**Short task:** Keep only the lines where "Step" appears.

**Input for this task:**

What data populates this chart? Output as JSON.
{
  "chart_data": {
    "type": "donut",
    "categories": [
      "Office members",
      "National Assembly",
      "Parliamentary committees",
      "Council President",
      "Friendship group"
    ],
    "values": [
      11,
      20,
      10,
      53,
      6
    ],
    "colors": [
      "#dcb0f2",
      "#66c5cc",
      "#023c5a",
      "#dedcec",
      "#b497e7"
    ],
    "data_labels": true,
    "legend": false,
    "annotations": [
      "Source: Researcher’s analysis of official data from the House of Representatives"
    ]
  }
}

--

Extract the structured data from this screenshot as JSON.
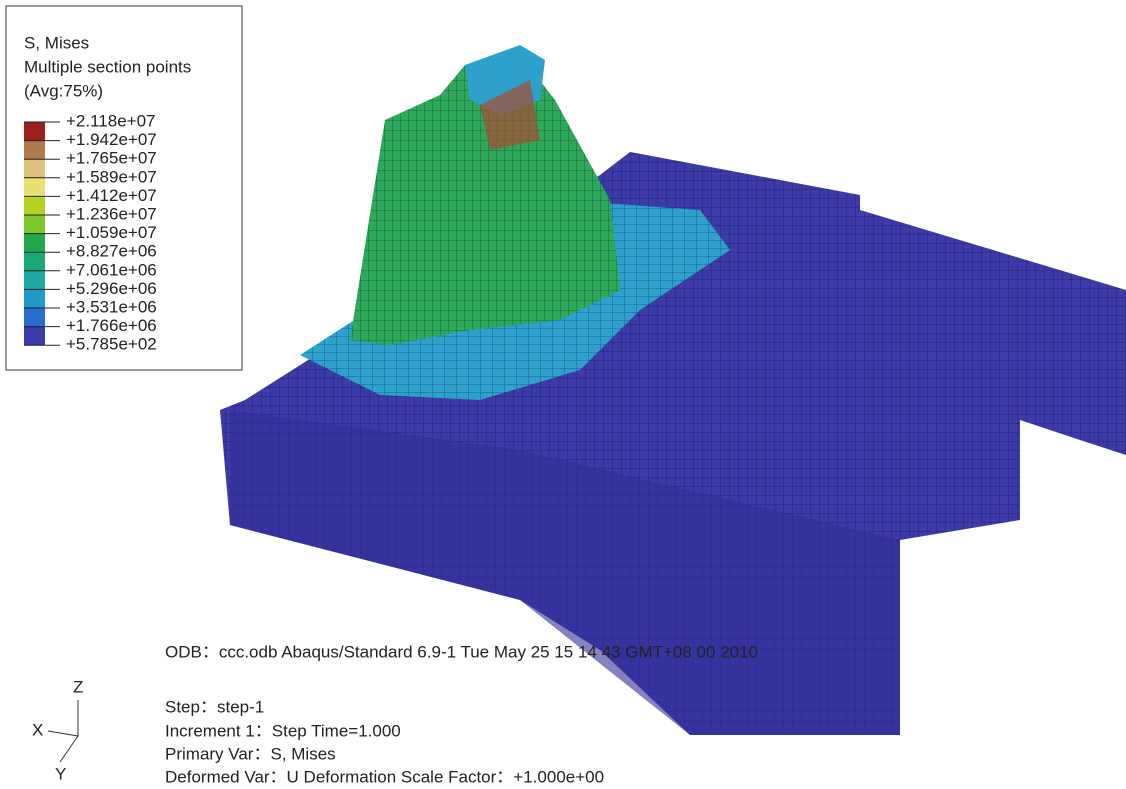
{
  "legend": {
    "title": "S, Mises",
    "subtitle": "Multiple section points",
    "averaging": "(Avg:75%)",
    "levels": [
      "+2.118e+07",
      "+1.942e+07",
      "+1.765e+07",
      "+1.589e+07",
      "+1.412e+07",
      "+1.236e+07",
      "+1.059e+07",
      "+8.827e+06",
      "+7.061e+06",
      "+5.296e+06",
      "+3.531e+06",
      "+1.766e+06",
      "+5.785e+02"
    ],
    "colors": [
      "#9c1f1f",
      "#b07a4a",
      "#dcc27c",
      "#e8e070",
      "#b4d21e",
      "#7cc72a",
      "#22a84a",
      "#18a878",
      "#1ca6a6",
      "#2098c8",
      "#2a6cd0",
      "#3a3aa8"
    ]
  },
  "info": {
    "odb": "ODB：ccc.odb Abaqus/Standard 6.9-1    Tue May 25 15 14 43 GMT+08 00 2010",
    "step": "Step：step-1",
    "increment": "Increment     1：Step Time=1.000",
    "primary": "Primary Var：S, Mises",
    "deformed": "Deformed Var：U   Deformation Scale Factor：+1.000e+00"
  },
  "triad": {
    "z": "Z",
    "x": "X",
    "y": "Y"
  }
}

---

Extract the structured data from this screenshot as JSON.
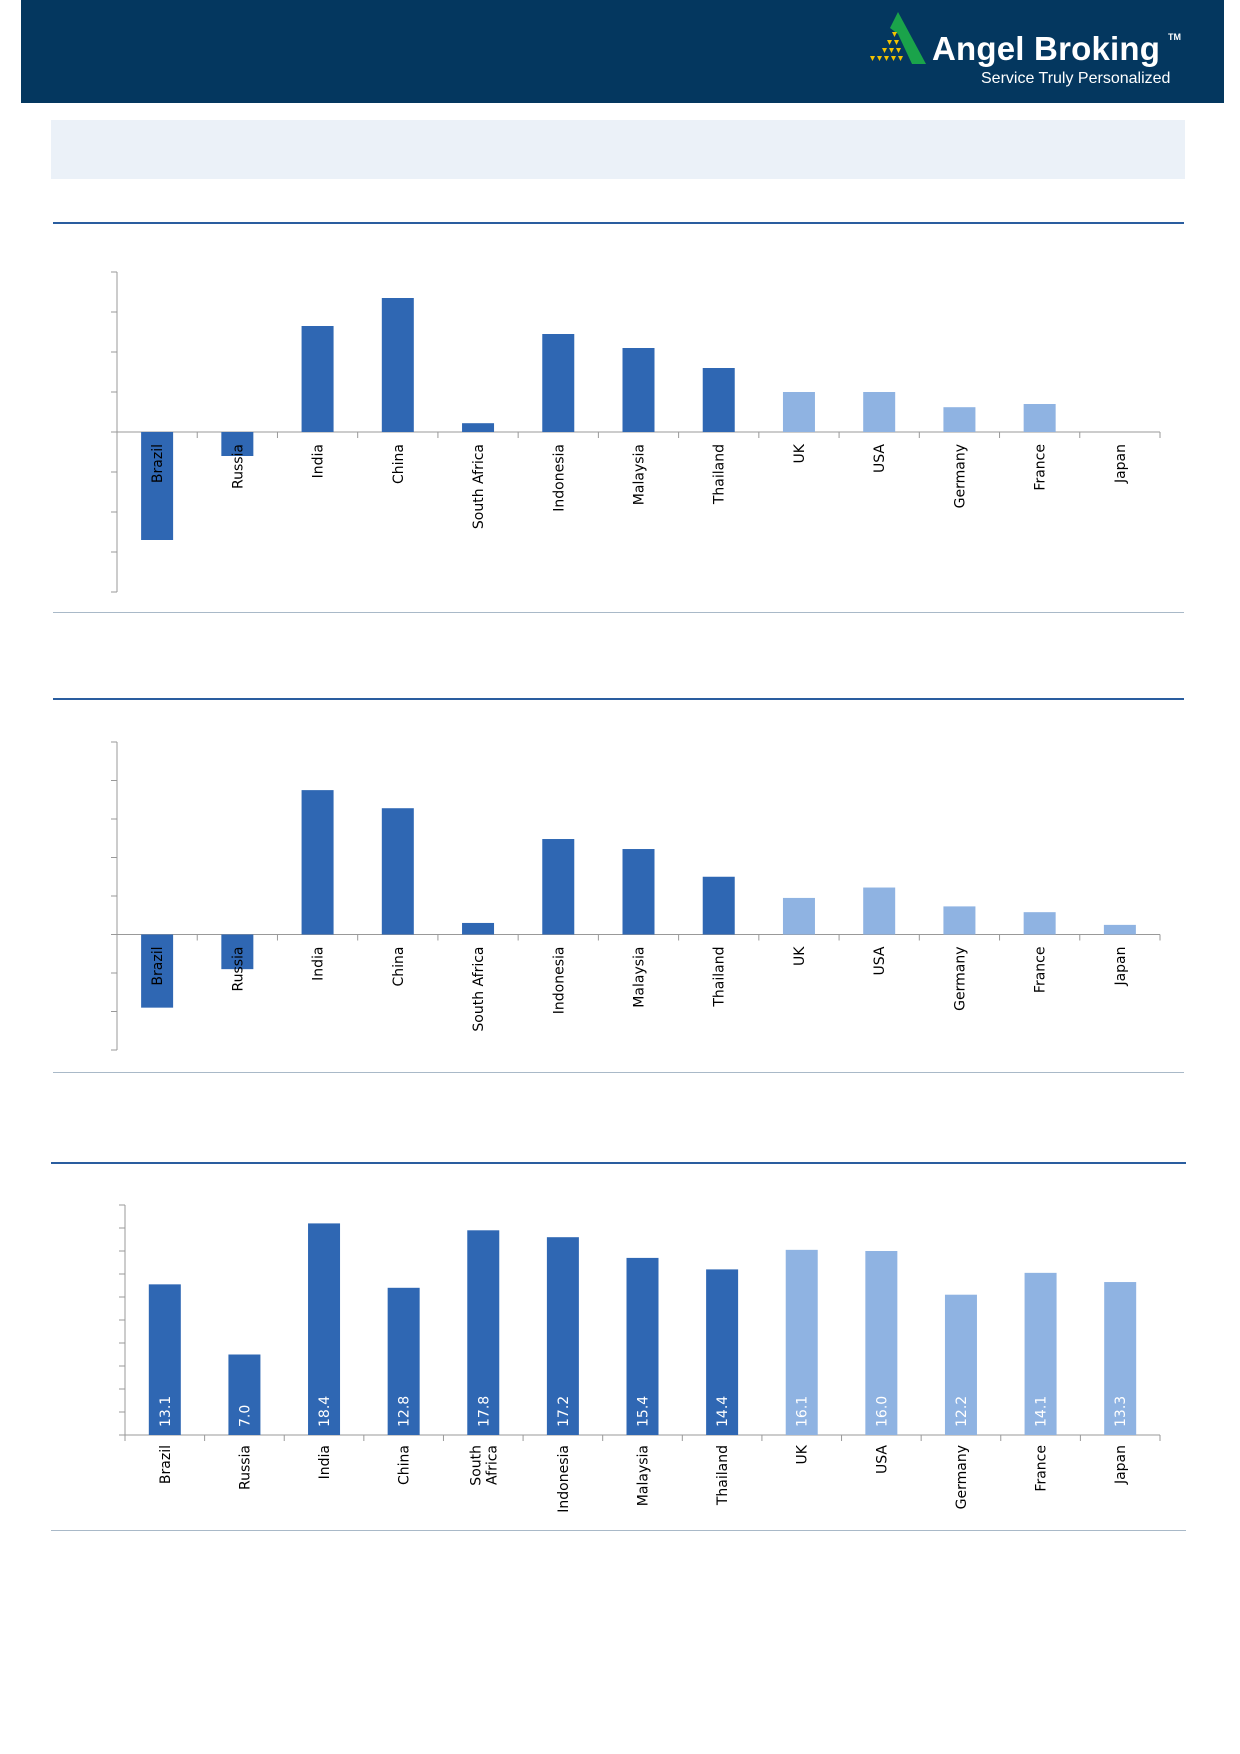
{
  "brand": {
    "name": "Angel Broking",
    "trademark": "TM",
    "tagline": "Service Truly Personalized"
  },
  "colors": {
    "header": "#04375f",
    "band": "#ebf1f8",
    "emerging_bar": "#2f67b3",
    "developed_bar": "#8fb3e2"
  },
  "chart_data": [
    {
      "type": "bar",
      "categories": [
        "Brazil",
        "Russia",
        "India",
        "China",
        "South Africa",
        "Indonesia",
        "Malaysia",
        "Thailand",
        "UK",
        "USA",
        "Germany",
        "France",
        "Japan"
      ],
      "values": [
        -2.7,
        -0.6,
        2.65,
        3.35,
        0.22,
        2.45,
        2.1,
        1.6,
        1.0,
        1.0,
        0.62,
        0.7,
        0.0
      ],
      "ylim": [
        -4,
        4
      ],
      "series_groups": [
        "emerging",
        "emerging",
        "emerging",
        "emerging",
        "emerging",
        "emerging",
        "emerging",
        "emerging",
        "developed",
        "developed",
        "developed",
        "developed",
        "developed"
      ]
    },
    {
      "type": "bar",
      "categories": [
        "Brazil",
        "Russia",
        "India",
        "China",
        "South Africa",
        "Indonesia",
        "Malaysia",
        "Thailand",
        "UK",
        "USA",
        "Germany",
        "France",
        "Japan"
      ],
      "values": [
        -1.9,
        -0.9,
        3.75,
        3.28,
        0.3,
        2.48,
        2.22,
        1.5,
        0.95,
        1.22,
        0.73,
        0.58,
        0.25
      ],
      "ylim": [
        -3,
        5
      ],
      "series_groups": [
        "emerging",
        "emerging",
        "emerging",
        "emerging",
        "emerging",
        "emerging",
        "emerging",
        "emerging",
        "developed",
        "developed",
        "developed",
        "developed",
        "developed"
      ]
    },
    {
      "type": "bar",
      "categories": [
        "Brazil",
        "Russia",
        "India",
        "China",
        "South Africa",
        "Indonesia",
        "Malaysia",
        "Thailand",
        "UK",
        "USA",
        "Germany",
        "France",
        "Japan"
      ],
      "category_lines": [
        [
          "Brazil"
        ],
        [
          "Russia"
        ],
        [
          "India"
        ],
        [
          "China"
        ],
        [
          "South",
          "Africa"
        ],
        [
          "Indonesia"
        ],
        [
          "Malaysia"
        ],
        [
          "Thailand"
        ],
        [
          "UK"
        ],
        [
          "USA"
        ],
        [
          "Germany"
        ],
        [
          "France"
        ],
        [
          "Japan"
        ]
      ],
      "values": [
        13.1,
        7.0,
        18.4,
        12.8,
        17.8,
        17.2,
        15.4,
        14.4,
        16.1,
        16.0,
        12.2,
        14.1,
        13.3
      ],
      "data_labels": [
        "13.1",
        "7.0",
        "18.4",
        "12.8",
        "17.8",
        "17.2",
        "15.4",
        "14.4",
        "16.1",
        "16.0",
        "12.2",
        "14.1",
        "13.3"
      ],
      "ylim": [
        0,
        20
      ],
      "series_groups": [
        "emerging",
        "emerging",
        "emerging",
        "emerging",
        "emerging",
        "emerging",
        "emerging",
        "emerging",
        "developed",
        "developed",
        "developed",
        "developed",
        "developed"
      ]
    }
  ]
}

**Completed exercise:**
    "step": "Step：step-1",
    "increment": "Increment     1：Step Time=1.000",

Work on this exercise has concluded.